■ **GIVEN ENTRIES**
.....

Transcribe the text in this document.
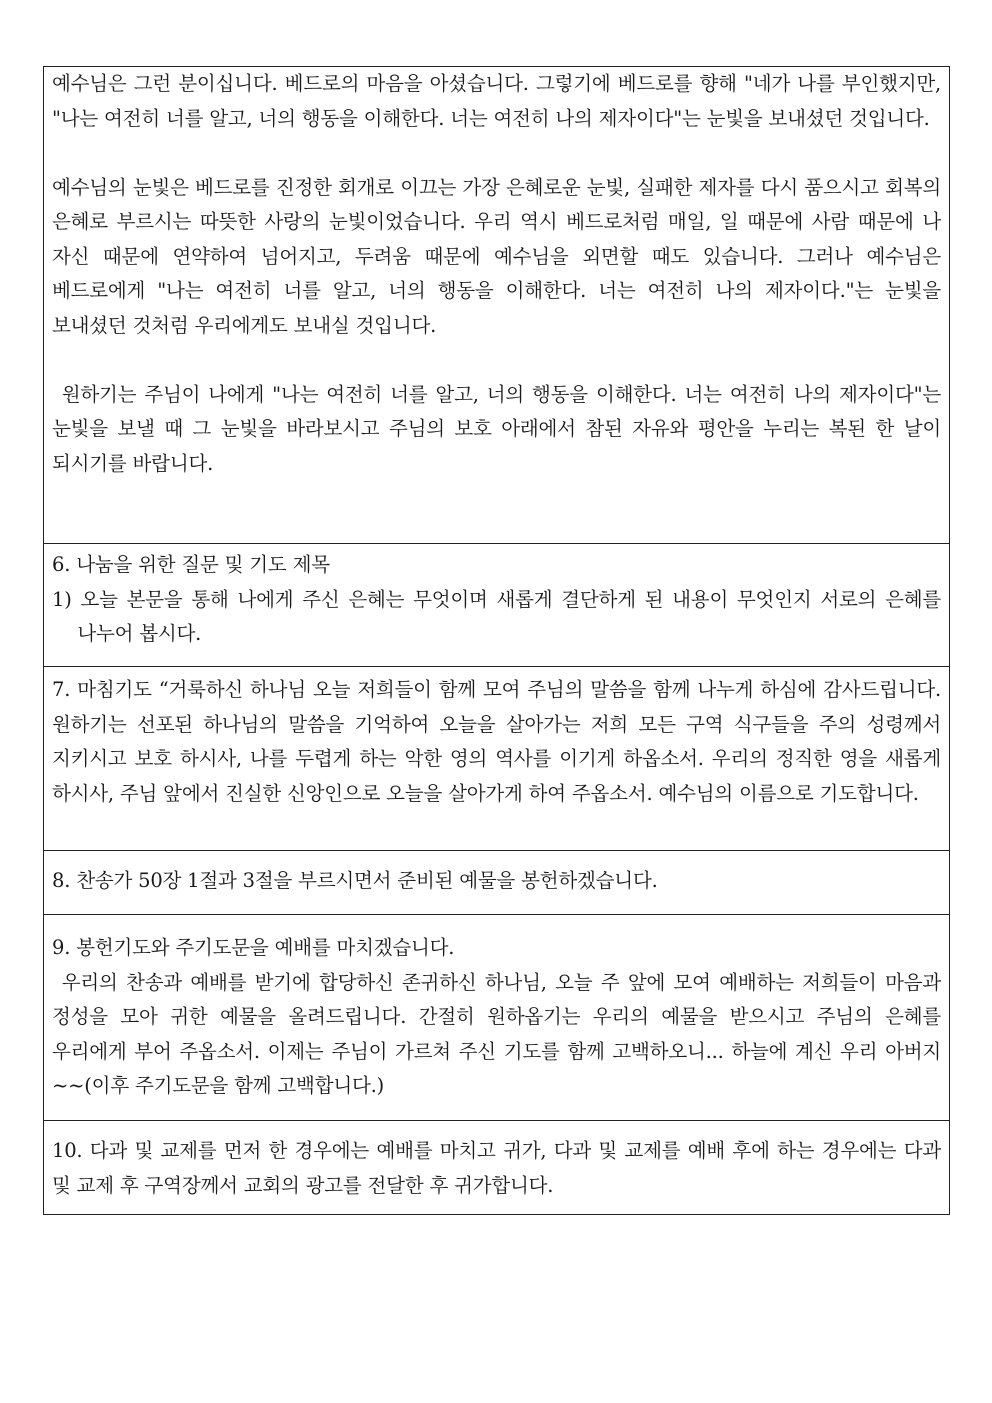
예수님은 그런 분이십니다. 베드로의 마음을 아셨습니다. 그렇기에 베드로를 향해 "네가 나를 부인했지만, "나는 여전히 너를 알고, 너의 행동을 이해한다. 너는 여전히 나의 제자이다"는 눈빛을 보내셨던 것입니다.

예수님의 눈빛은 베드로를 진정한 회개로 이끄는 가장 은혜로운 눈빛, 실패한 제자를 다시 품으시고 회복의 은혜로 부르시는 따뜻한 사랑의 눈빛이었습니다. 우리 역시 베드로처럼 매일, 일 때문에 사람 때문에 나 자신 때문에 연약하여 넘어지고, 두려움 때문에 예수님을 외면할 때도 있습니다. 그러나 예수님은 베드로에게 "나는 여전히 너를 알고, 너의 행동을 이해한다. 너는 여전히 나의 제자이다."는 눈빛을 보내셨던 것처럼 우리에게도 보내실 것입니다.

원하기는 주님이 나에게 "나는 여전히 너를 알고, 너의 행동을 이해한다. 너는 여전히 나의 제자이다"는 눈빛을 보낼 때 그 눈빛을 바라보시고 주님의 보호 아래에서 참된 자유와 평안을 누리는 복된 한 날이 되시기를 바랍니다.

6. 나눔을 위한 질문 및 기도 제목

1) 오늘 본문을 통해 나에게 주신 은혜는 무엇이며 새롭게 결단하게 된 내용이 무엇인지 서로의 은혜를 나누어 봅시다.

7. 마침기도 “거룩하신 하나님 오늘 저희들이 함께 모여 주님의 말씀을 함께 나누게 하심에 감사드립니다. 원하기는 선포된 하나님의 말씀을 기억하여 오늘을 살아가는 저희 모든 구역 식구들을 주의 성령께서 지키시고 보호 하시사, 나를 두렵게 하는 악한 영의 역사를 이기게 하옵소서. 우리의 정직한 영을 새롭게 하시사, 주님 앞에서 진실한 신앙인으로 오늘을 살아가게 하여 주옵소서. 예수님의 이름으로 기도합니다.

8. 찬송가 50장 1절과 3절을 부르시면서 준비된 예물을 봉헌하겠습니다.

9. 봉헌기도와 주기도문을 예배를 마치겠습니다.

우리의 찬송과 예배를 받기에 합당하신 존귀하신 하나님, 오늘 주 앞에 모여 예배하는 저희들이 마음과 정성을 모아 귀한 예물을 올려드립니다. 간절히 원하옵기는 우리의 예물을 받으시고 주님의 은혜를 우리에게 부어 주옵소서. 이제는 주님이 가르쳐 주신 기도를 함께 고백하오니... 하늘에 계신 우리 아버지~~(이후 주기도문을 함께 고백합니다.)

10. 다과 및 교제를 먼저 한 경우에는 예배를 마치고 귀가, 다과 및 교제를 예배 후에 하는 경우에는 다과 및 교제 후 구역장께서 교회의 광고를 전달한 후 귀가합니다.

.....

■ **TASK GOAL**
Can you retype every record above exactly, leaving out the pictures?

■ **EXERCISE RESULT**
Transcribe the text in this document.
예수님은 그런 분이십니다. 베드로의 마음을 아셨습니다. 그렇기에 베드로를 향해 "네가 나를 부인했지만, "나는 여전히 너를 알고, 너의 행동을 이해한다. 너는 여전히 나의 제자이다"는 눈빛을 보내셨던 것입니다.

예수님의 눈빛은 베드로를 진정한 회개로 이끄는 가장 은혜로운 눈빛, 실패한 제자를 다시 품으시고 회복의 은혜로 부르시는 따뜻한 사랑의 눈빛이었습니다. 우리 역시 베드로처럼 매일, 일 때문에 사람 때문에 나 자신 때문에 연약하여 넘어지고, 두려움 때문에 예수님을 외면할 때도 있습니다. 그러나 예수님은 베드로에게 "나는 여전히 너를 알고, 너의 행동을 이해한다. 너는 여전히 나의 제자이다."는 눈빛을 보내셨던 것처럼 우리에게도 보내실 것입니다.

원하기는 주님이 나에게 "나는 여전히 너를 알고, 너의 행동을 이해한다. 너는 여전히 나의 제자이다"는 눈빛을 보낼 때 그 눈빛을 바라보시고 주님의 보호 아래에서 참된 자유와 평안을 누리는 복된 한 날이 되시기를 바랍니다.

6. 나눔을 위한 질문 및 기도 제목

1) 오늘 본문을 통해 나에게 주신 은혜는 무엇이며 새롭게 결단하게 된 내용이 무엇인지 서로의 은혜를 나누어 봅시다.

7. 마침기도 “거룩하신 하나님 오늘 저희들이 함께 모여 주님의 말씀을 함께 나누게 하심에 감사드립니다. 원하기는 선포된 하나님의 말씀을 기억하여 오늘을 살아가는 저희 모든 구역 식구들을 주의 성령께서 지키시고 보호 하시사, 나를 두렵게 하는 악한 영의 역사를 이기게 하옵소서. 우리의 정직한 영을 새롭게 하시사, 주님 앞에서 진실한 신앙인으로 오늘을 살아가게 하여 주옵소서. 예수님의 이름으로 기도합니다.

8. 찬송가 50장 1절과 3절을 부르시면서 준비된 예물을 봉헌하겠습니다.

9. 봉헌기도와 주기도문을 예배를 마치겠습니다.

우리의 찬송과 예배를 받기에 합당하신 존귀하신 하나님, 오늘 주 앞에 모여 예배하는 저희들이 마음과 정성을 모아 귀한 예물을 올려드립니다. 간절히 원하옵기는 우리의 예물을 받으시고 주님의 은혜를 우리에게 부어 주옵소서. 이제는 주님이 가르쳐 주신 기도를 함께 고백하오니... 하늘에 계신 우리 아버지~~(이후 주기도문을 함께 고백합니다.)

10. 다과 및 교제를 먼저 한 경우에는 예배를 마치고 귀가, 다과 및 교제를 예배 후에 하는 경우에는 다과 및 교제 후 구역장께서 교회의 광고를 전달한 후 귀가합니다.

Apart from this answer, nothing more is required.